Set problem — Gather all lines with the word "être" in them.
** begin Dataset excerpts **
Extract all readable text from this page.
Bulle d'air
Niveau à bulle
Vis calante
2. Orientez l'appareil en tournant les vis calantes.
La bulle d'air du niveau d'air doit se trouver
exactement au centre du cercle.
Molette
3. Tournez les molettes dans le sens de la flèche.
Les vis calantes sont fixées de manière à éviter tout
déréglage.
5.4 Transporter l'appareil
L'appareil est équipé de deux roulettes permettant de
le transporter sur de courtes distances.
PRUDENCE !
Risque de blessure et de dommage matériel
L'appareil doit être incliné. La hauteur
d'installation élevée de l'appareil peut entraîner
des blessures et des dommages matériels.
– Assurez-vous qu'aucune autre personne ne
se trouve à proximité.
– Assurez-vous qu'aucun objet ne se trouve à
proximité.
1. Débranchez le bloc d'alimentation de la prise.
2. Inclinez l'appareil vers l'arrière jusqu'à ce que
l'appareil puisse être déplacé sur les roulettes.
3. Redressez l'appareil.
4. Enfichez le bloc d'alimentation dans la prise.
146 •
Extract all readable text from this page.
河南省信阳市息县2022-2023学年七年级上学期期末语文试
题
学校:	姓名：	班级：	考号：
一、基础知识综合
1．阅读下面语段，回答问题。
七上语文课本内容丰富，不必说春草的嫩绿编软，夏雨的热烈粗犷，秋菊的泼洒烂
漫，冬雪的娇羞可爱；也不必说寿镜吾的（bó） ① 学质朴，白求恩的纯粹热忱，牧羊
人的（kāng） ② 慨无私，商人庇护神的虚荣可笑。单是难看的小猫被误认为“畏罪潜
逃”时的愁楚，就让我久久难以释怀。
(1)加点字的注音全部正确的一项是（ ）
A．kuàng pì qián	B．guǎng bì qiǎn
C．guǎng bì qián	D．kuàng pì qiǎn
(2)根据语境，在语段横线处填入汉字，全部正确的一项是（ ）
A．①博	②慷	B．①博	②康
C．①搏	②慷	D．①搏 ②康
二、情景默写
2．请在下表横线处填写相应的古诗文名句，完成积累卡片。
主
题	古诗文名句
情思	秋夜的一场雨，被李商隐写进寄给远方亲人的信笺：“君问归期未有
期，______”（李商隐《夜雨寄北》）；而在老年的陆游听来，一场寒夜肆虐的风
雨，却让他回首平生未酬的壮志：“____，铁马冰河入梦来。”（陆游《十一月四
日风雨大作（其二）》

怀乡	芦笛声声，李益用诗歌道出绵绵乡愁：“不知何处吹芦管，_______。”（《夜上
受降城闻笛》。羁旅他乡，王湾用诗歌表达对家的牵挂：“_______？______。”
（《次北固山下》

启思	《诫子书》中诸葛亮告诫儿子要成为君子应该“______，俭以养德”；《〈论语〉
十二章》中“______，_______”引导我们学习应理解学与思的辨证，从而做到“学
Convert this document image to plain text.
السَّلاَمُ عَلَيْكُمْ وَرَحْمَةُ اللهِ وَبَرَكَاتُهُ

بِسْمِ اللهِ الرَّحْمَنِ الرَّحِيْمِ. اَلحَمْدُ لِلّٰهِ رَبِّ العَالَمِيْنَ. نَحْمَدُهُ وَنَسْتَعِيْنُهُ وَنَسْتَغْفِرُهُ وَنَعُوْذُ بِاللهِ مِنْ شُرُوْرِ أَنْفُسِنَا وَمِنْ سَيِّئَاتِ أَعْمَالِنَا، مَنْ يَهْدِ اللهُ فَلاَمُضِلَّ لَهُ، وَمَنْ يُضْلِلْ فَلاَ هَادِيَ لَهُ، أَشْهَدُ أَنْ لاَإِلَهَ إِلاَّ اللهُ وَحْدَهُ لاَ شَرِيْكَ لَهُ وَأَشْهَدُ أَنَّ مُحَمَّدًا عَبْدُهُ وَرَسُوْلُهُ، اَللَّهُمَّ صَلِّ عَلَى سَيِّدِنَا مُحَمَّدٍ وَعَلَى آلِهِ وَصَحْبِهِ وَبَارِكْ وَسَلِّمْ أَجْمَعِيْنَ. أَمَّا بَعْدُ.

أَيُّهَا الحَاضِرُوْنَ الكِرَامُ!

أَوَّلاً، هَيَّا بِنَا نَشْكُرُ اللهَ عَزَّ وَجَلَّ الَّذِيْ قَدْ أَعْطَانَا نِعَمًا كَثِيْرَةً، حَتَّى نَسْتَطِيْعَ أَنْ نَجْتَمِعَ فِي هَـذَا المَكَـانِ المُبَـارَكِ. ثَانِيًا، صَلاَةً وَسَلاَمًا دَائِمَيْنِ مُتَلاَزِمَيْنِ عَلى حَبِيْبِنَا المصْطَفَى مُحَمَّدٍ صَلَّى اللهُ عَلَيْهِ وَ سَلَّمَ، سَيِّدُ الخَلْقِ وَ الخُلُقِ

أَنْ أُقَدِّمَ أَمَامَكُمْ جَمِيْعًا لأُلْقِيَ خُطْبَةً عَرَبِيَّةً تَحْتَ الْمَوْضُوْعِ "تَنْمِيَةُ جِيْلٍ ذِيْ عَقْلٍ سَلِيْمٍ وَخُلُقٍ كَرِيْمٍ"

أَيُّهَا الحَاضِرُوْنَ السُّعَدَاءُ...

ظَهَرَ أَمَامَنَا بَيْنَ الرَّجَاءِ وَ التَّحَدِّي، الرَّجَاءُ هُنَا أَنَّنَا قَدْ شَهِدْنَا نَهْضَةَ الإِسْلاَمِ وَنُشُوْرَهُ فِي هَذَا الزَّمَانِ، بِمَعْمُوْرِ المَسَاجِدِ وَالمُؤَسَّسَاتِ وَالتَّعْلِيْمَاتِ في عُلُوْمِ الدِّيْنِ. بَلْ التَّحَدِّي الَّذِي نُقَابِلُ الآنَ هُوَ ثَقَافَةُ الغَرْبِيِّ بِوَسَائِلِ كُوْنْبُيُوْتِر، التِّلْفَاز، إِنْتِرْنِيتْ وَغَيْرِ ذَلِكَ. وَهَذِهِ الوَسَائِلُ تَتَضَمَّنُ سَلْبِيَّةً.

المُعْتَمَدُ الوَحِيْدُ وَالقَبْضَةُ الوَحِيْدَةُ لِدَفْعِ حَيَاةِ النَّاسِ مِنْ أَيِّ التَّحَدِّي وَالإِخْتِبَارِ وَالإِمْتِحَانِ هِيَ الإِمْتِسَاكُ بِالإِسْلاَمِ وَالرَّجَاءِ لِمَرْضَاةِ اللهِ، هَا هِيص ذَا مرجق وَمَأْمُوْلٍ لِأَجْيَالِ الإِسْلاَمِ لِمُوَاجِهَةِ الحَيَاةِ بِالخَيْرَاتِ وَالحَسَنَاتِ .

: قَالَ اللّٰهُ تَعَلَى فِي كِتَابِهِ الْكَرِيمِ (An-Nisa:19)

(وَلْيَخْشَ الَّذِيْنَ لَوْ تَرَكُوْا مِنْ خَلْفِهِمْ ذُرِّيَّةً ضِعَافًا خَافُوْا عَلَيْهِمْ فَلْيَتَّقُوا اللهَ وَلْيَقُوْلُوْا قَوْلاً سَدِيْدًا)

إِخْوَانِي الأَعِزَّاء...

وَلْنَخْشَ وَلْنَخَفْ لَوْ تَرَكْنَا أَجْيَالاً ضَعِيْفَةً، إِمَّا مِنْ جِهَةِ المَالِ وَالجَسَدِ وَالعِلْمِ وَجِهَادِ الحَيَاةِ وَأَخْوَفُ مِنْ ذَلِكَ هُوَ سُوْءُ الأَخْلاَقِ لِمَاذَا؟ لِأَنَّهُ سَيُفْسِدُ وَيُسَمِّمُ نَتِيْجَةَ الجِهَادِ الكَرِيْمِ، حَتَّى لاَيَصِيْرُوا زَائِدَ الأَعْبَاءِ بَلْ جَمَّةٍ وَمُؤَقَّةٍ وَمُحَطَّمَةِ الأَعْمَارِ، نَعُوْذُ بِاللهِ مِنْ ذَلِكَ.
** end Dataset excerpts **
Answer to this exercise —
L'appareil doit être incliné. La hauteur
l'appareil puisse être déplacé sur les roulettes.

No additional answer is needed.